══ Raw records ══
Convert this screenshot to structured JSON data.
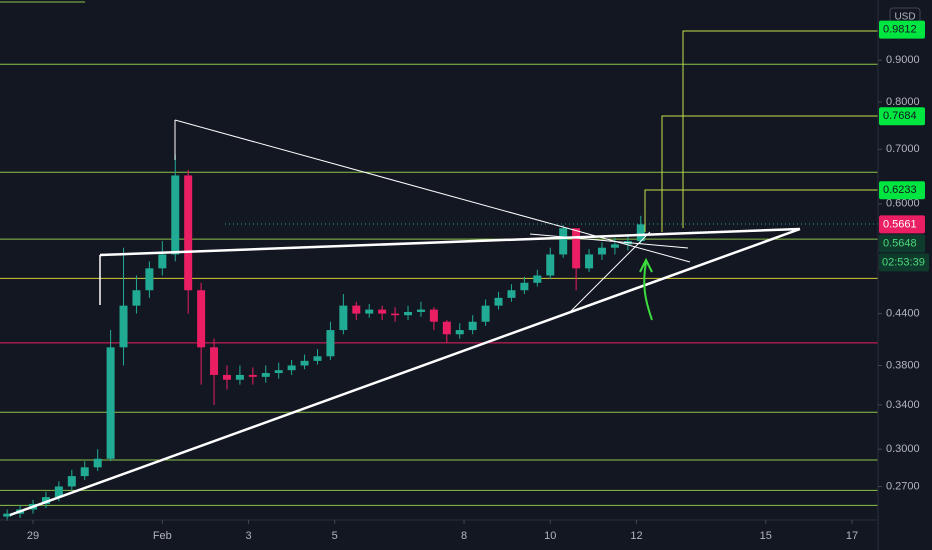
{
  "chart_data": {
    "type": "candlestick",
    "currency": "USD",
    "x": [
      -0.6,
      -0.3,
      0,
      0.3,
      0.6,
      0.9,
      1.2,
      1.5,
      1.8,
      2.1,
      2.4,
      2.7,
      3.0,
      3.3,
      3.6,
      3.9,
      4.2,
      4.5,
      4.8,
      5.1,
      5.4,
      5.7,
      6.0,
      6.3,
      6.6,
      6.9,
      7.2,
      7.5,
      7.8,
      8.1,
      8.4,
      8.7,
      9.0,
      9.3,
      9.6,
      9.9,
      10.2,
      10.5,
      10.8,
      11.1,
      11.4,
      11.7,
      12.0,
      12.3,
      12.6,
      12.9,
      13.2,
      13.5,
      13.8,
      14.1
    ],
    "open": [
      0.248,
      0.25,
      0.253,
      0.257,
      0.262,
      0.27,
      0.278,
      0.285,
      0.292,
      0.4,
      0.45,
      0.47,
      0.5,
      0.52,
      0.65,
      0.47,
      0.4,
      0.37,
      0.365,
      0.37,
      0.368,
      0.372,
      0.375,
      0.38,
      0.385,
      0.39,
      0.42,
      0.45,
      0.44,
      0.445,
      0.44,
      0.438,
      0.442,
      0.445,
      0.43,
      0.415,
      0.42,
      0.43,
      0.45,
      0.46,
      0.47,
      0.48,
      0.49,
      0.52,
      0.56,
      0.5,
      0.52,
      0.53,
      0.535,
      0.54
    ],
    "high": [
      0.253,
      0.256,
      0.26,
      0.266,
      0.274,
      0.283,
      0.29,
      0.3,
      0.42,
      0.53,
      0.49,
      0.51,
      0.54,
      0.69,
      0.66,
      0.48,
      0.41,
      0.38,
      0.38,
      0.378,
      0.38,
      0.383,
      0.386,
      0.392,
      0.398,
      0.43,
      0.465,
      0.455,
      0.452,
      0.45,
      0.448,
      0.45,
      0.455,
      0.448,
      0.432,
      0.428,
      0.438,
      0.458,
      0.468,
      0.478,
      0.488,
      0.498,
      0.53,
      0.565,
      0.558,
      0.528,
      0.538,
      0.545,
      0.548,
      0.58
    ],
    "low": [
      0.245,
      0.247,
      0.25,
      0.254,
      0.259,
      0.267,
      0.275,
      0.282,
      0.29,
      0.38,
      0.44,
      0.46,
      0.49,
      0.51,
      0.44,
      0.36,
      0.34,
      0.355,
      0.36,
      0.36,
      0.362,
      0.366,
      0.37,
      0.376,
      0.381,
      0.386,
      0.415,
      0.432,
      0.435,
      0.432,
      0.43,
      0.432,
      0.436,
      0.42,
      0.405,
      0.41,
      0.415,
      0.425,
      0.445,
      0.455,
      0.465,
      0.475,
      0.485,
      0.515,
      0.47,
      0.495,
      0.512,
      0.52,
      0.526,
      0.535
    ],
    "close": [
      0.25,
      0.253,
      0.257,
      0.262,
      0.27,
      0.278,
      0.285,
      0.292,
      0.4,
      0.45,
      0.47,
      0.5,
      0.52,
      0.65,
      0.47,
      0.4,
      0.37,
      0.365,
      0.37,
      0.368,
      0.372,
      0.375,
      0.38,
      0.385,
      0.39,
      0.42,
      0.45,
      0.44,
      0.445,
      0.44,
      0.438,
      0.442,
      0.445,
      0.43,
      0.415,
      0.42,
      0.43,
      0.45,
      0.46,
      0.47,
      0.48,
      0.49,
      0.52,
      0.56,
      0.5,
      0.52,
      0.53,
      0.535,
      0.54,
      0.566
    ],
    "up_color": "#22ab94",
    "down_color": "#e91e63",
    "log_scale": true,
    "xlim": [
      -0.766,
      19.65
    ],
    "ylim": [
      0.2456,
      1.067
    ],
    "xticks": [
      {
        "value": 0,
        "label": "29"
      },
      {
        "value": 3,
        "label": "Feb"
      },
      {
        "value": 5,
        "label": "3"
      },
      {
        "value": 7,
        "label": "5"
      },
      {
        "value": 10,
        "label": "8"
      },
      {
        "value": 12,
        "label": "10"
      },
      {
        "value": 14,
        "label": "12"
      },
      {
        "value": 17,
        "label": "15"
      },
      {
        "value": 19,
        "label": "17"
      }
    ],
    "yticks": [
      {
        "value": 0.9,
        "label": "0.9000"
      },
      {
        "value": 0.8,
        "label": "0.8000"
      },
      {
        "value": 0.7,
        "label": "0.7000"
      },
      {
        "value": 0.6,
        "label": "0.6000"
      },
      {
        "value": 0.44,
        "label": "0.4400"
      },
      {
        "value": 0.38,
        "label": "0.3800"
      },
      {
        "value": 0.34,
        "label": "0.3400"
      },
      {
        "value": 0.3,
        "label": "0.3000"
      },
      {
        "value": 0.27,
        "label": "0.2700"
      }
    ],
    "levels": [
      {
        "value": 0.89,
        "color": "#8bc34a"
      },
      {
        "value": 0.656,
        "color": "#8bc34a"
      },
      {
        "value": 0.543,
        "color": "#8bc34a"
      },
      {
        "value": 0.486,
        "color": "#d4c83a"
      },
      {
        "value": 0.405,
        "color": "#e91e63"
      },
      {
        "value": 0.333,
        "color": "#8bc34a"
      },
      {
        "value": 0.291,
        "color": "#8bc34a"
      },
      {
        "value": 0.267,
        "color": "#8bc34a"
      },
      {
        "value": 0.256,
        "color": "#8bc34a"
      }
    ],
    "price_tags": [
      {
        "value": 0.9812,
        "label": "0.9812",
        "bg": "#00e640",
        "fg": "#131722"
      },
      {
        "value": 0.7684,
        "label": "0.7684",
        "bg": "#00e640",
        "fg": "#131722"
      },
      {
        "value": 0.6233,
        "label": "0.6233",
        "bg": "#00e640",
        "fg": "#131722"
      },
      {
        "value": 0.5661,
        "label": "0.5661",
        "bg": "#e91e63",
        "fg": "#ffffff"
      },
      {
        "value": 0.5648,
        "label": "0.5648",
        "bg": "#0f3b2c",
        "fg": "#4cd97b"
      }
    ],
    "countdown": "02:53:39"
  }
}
═══
Problem to solve ::
Return the listing above in full and without alteration, excluding its pictures.

Solution to this task ::
Convert this screenshot to structured JSON data.
{
  "chart_data": {
    "type": "candlestick",
    "currency": "USD",
    "x": [
      -0.6,
      -0.3,
      0,
      0.3,
      0.6,
      0.9,
      1.2,
      1.5,
      1.8,
      2.1,
      2.4,
      2.7,
      3.0,
      3.3,
      3.6,
      3.9,
      4.2,
      4.5,
      4.8,
      5.1,
      5.4,
      5.7,
      6.0,
      6.3,
      6.6,
      6.9,
      7.2,
      7.5,
      7.8,
      8.1,
      8.4,
      8.7,
      9.0,
      9.3,
      9.6,
      9.9,
      10.2,
      10.5,
      10.8,
      11.1,
      11.4,
      11.7,
      12.0,
      12.3,
      12.6,
      12.9,
      13.2,
      13.5,
      13.8,
      14.1
    ],
    "open": [
      0.248,
      0.25,
      0.253,
      0.257,
      0.262,
      0.27,
      0.278,
      0.285,
      0.292,
      0.4,
      0.45,
      0.47,
      0.5,
      0.52,
      0.65,
      0.47,
      0.4,
      0.37,
      0.365,
      0.37,
      0.368,
      0.372,
      0.375,
      0.38,
      0.385,
      0.39,
      0.42,
      0.45,
      0.44,
      0.445,
      0.44,
      0.438,
      0.442,
      0.445,
      0.43,
      0.415,
      0.42,
      0.43,
      0.45,
      0.46,
      0.47,
      0.48,
      0.49,
      0.52,
      0.56,
      0.5,
      0.52,
      0.53,
      0.535,
      0.54
    ],
    "high": [
      0.253,
      0.256,
      0.26,
      0.266,
      0.274,
      0.283,
      0.29,
      0.3,
      0.42,
      0.53,
      0.49,
      0.51,
      0.54,
      0.69,
      0.66,
      0.48,
      0.41,
      0.38,
      0.38,
      0.378,
      0.38,
      0.383,
      0.386,
      0.392,
      0.398,
      0.43,
      0.465,
      0.455,
      0.452,
      0.45,
      0.448,
      0.45,
      0.455,
      0.448,
      0.432,
      0.428,
      0.438,
      0.458,
      0.468,
      0.478,
      0.488,
      0.498,
      0.53,
      0.565,
      0.558,
      0.528,
      0.538,
      0.545,
      0.548,
      0.58
    ],
    "low": [
      0.245,
      0.247,
      0.25,
      0.254,
      0.259,
      0.267,
      0.275,
      0.282,
      0.29,
      0.38,
      0.44,
      0.46,
      0.49,
      0.51,
      0.44,
      0.36,
      0.34,
      0.355,
      0.36,
      0.36,
      0.362,
      0.366,
      0.37,
      0.376,
      0.381,
      0.386,
      0.415,
      0.432,
      0.435,
      0.432,
      0.43,
      0.432,
      0.436,
      0.42,
      0.405,
      0.41,
      0.415,
      0.425,
      0.445,
      0.455,
      0.465,
      0.475,
      0.485,
      0.515,
      0.47,
      0.495,
      0.512,
      0.52,
      0.526,
      0.535
    ],
    "close": [
      0.25,
      0.253,
      0.257,
      0.262,
      0.27,
      0.278,
      0.285,
      0.292,
      0.4,
      0.45,
      0.47,
      0.5,
      0.52,
      0.65,
      0.47,
      0.4,
      0.37,
      0.365,
      0.37,
      0.368,
      0.372,
      0.375,
      0.38,
      0.385,
      0.39,
      0.42,
      0.45,
      0.44,
      0.445,
      0.44,
      0.438,
      0.442,
      0.445,
      0.43,
      0.415,
      0.42,
      0.43,
      0.45,
      0.46,
      0.47,
      0.48,
      0.49,
      0.52,
      0.56,
      0.5,
      0.52,
      0.53,
      0.535,
      0.54,
      0.566
    ],
    "up_color": "#22ab94",
    "down_color": "#e91e63",
    "log_scale": true,
    "xlim": [
      -0.766,
      19.65
    ],
    "ylim": [
      0.2456,
      1.067
    ],
    "xticks": [
      {
        "value": 0,
        "label": "29"
      },
      {
        "value": 3,
        "label": "Feb"
      },
      {
        "value": 5,
        "label": "3"
      },
      {
        "value": 7,
        "label": "5"
      },
      {
        "value": 10,
        "label": "8"
      },
      {
        "value": 12,
        "label": "10"
      },
      {
        "value": 14,
        "label": "12"
      },
      {
        "value": 17,
        "label": "15"
      },
      {
        "value": 19,
        "label": "17"
      }
    ],
    "yticks": [
      {
        "value": 0.9,
        "label": "0.9000"
      },
      {
        "value": 0.8,
        "label": "0.8000"
      },
      {
        "value": 0.7,
        "label": "0.7000"
      },
      {
        "value": 0.6,
        "label": "0.6000"
      },
      {
        "value": 0.44,
        "label": "0.4400"
      },
      {
        "value": 0.38,
        "label": "0.3800"
      },
      {
        "value": 0.34,
        "label": "0.3400"
      },
      {
        "value": 0.3,
        "label": "0.3000"
      },
      {
        "value": 0.27,
        "label": "0.2700"
      }
    ],
    "levels": [
      {
        "value": 0.89,
        "color": "#8bc34a"
      },
      {
        "value": 0.656,
        "color": "#8bc34a"
      },
      {
        "value": 0.543,
        "color": "#8bc34a"
      },
      {
        "value": 0.486,
        "color": "#d4c83a"
      },
      {
        "value": 0.405,
        "color": "#e91e63"
      },
      {
        "value": 0.333,
        "color": "#8bc34a"
      },
      {
        "value": 0.291,
        "color": "#8bc34a"
      },
      {
        "value": 0.267,
        "color": "#8bc34a"
      },
      {
        "value": 0.256,
        "color": "#8bc34a"
      }
    ],
    "price_tags": [
      {
        "value": 0.9812,
        "label": "0.9812",
        "bg": "#00e640",
        "fg": "#131722"
      },
      {
        "value": 0.7684,
        "label": "0.7684",
        "bg": "#00e640",
        "fg": "#131722"
      },
      {
        "value": 0.6233,
        "label": "0.6233",
        "bg": "#00e640",
        "fg": "#131722"
      },
      {
        "value": 0.5661,
        "label": "0.5661",
        "bg": "#e91e63",
        "fg": "#ffffff"
      },
      {
        "value": 0.5648,
        "label": "0.5648",
        "bg": "#0f3b2c",
        "fg": "#4cd97b"
      }
    ],
    "countdown": "02:53:39"
  }
}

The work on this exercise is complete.